** BEGIN Entries provided **
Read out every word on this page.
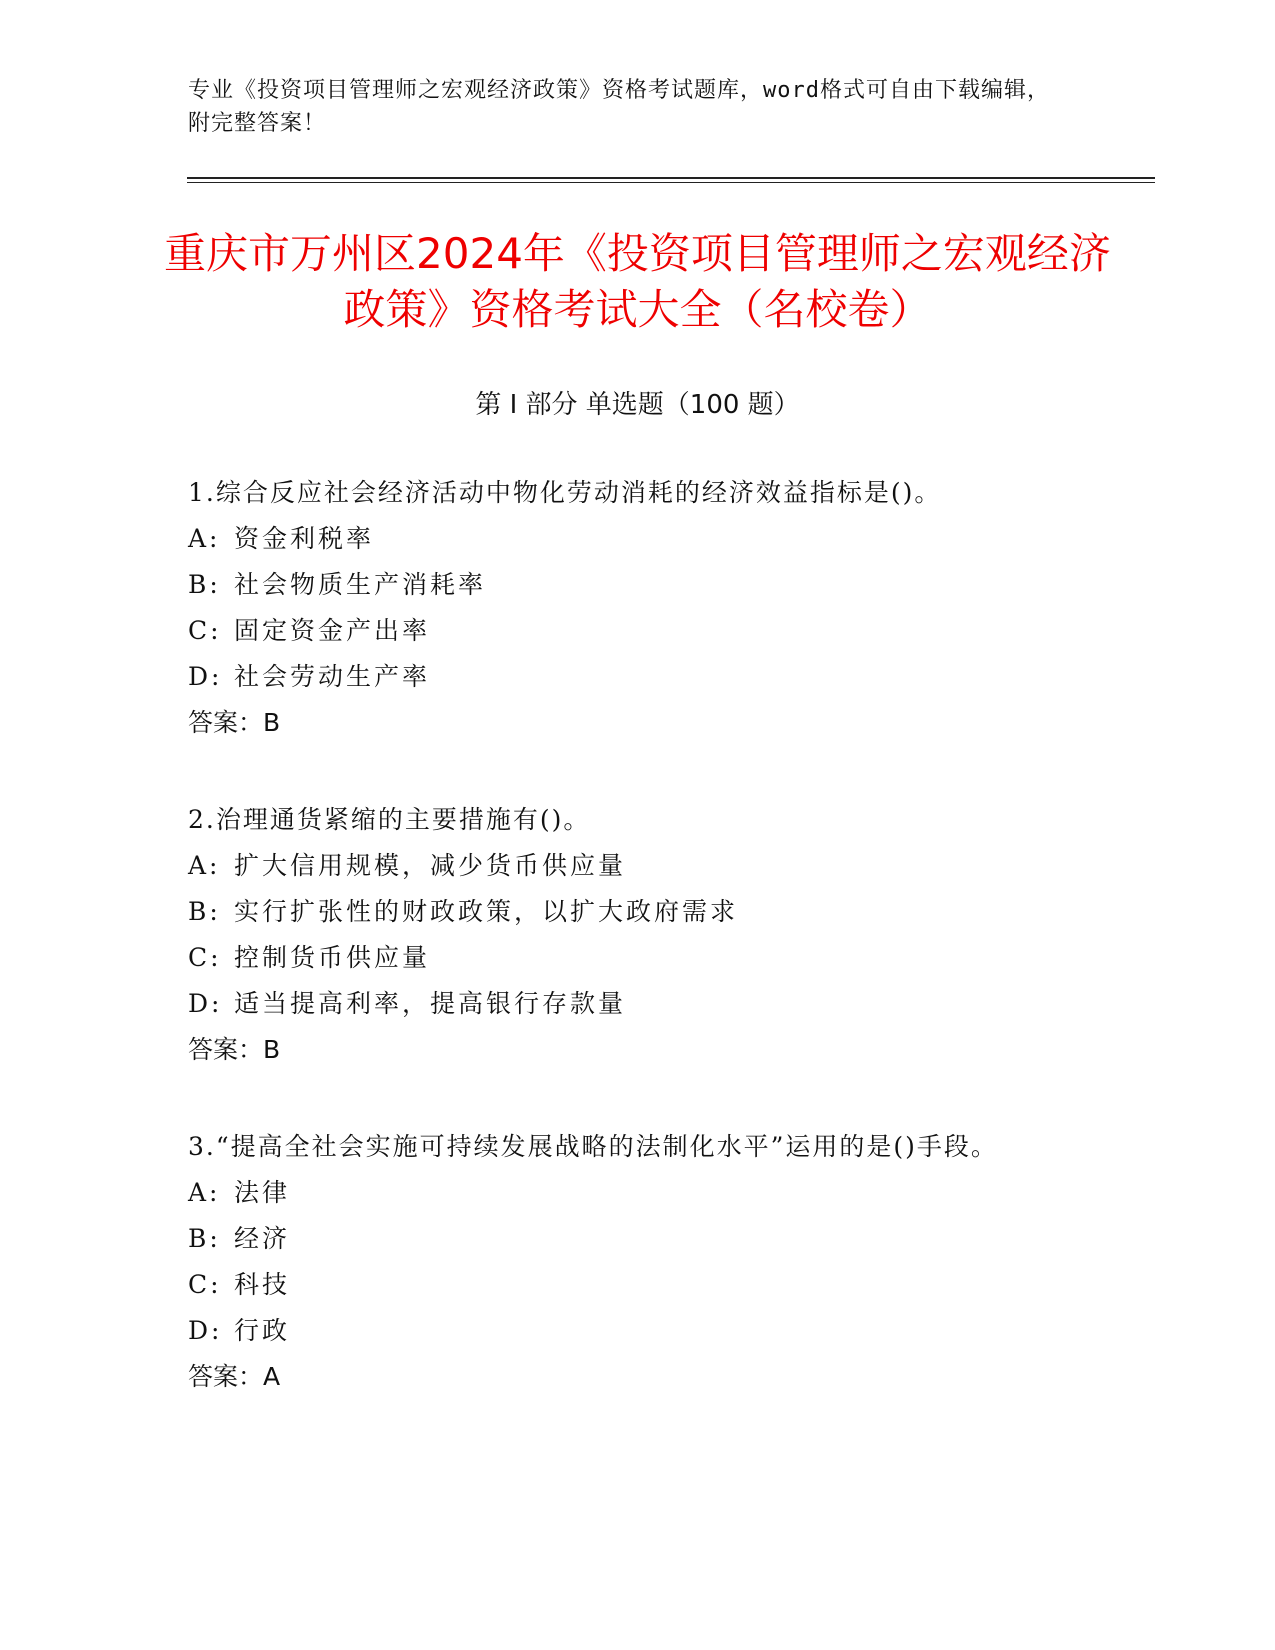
专业《投资项目管理师之宏观经济政策》资格考试题库，word格式可自由下载编辑，附完整答案！
重庆市万州区2024年《投资项目管理师之宏观经济政策》资格考试大全（名校卷）
第 I 部分 单选题（100 题）
1.综合反应社会经济活动中物化劳动消耗的经济效益指标是()。
A: 资金利税率
B: 社会物质生产消耗率
C: 固定资金产出率
D: 社会劳动生产率
答案：B
2.治理通货紧缩的主要措施有()。
A: 扩大信用规模，减少货币供应量
B: 实行扩张性的财政政策，以扩大政府需求
C: 控制货币供应量
D: 适当提高利率，提高银行存款量
答案：B
3.“提高全社会实施可持续发展战略的法制化水平”运用的是()手段。
A: 法律
B: 经济
C: 科技
D: 行政
答案：A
** END Entries provided **
To be done =>
All of the material above should be reproduced exactly, except the pictures.

Response =>
Read out every word on this page.
专业《投资项目管理师之宏观经济政策》资格考试题库，word格式可自由下载编辑，附完整答案！
重庆市万州区2024年《投资项目管理师之宏观经济政策》资格考试大全（名校卷）
第 I 部分 单选题（100 题）
1.综合反应社会经济活动中物化劳动消耗的经济效益指标是()。
A: 资金利税率
B: 社会物质生产消耗率
C: 固定资金产出率
D: 社会劳动生产率
答案：B
2.治理通货紧缩的主要措施有()。
A: 扩大信用规模，减少货币供应量
B: 实行扩张性的财政政策，以扩大政府需求
C: 控制货币供应量
D: 适当提高利率，提高银行存款量
答案：B
3.“提高全社会实施可持续发展战略的法制化水平”运用的是()手段。
A: 法律
B: 经济
C: 科技
D: 行政
答案：A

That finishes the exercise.